Problem to work on: Copy each line in which the string "JSON" occurs.

Records contained in a dataset
____
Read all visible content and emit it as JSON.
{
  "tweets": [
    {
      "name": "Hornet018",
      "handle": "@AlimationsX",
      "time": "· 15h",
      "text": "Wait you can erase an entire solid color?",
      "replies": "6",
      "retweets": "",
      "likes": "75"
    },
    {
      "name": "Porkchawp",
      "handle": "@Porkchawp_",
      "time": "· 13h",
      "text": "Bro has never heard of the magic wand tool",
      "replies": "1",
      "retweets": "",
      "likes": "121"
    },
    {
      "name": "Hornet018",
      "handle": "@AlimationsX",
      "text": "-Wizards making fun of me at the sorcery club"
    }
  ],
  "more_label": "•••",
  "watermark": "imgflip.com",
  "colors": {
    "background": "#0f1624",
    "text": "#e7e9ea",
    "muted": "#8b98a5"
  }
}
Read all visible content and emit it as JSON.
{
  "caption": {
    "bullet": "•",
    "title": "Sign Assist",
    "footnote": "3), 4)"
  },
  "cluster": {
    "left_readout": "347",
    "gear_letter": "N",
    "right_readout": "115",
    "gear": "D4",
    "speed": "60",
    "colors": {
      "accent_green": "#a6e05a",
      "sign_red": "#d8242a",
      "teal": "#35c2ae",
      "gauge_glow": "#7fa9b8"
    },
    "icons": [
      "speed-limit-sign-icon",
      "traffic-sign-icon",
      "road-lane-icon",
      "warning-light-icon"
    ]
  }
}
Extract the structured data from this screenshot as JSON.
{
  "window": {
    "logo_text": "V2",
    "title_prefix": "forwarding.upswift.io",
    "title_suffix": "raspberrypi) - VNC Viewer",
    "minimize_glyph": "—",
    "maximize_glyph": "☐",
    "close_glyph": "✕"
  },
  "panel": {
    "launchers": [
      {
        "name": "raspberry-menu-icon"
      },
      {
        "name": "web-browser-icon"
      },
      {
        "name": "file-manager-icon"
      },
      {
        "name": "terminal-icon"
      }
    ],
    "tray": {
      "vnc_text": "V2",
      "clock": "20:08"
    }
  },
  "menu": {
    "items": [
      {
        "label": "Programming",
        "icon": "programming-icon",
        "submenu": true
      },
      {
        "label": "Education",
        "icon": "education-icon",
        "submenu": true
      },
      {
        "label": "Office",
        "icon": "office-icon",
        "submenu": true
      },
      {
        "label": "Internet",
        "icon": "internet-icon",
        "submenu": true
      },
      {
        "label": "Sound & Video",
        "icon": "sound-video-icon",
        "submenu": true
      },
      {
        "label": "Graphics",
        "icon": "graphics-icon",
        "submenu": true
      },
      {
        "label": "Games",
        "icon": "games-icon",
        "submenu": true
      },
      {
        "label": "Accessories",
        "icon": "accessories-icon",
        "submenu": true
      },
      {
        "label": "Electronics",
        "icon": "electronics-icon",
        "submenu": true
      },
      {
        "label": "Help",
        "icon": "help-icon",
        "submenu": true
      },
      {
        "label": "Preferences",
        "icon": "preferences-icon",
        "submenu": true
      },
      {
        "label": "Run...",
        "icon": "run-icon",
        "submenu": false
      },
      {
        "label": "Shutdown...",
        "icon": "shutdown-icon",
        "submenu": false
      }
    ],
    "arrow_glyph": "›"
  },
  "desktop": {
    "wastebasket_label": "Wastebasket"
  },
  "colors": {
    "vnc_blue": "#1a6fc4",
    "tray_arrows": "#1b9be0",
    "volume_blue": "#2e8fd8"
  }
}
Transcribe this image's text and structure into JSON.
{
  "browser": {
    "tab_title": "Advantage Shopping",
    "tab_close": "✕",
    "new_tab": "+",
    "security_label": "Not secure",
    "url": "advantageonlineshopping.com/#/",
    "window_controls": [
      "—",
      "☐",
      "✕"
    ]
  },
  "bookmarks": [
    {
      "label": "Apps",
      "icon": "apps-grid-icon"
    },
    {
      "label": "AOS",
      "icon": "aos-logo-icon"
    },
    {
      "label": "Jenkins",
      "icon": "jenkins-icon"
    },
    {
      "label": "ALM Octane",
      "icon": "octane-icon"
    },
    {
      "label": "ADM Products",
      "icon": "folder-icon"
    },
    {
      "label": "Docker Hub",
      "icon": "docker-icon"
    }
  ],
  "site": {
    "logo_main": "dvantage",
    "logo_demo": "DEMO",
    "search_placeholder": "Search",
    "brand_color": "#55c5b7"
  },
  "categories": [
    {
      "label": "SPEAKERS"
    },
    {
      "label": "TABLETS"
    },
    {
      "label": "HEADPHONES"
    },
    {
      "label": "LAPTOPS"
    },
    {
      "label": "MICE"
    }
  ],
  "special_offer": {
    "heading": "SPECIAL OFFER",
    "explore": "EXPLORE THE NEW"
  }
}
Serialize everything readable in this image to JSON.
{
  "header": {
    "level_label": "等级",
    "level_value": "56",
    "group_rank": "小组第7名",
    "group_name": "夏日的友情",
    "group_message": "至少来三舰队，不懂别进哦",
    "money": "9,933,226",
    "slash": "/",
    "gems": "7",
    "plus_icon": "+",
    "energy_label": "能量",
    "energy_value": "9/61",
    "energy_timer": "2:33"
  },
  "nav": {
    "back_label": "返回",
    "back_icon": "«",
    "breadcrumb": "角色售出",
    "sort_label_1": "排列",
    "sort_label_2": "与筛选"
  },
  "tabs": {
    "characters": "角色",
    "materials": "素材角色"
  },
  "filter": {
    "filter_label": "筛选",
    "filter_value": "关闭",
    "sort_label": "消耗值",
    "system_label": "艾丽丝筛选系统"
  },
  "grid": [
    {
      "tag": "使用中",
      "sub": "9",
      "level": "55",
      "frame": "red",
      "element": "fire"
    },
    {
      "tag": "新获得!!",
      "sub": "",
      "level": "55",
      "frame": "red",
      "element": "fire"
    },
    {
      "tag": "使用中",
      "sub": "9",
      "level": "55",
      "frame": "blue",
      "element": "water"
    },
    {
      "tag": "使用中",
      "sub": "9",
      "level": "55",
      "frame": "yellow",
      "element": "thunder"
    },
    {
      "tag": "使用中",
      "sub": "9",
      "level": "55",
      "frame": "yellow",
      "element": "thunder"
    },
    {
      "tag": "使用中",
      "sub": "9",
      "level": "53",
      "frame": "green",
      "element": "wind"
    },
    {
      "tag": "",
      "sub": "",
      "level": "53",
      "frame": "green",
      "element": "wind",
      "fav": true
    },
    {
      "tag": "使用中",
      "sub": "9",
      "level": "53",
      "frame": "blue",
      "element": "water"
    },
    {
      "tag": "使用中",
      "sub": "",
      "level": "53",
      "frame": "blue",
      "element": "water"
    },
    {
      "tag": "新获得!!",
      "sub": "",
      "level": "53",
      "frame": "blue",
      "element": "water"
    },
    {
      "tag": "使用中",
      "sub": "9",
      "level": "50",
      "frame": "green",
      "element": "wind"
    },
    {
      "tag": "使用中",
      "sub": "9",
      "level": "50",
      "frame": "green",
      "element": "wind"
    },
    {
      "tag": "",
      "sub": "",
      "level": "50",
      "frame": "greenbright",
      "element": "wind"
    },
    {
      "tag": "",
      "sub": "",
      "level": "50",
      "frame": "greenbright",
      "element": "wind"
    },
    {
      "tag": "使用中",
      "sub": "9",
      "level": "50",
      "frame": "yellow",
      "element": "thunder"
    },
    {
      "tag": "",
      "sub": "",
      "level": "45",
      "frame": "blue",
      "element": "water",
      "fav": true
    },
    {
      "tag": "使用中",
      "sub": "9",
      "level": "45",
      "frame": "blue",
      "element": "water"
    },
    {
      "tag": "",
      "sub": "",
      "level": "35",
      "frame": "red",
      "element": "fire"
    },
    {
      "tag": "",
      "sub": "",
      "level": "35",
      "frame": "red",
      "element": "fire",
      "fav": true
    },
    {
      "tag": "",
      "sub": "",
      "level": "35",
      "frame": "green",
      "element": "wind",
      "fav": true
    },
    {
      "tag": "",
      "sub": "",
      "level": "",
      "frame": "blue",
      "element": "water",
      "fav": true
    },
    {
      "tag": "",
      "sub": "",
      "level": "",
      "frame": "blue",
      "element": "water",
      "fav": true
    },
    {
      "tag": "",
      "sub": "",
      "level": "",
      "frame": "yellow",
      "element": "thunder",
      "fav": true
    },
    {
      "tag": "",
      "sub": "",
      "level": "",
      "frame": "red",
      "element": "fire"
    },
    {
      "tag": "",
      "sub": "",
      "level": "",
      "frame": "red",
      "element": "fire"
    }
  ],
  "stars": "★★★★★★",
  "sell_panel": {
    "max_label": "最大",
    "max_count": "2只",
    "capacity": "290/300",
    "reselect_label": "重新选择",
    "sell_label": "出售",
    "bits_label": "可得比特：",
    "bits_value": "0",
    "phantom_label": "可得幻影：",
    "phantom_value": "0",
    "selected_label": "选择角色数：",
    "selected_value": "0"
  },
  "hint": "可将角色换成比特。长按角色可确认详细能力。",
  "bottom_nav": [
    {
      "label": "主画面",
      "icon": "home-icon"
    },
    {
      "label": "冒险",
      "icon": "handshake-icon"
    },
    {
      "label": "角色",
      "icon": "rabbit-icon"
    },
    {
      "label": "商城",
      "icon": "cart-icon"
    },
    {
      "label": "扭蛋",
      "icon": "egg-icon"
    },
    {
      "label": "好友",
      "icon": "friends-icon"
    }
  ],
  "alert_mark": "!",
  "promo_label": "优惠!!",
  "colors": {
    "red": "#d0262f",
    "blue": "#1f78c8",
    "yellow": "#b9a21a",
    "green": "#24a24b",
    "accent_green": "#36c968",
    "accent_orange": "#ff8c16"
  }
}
____
Complete output:
Read all visible content and emit it as JSON.
Read all visible content and emit it as JSON.
Extract the structured data from this screenshot as JSON.
Transcribe this image's text and structure into JSON.
Serialize everything readable in this image to JSON.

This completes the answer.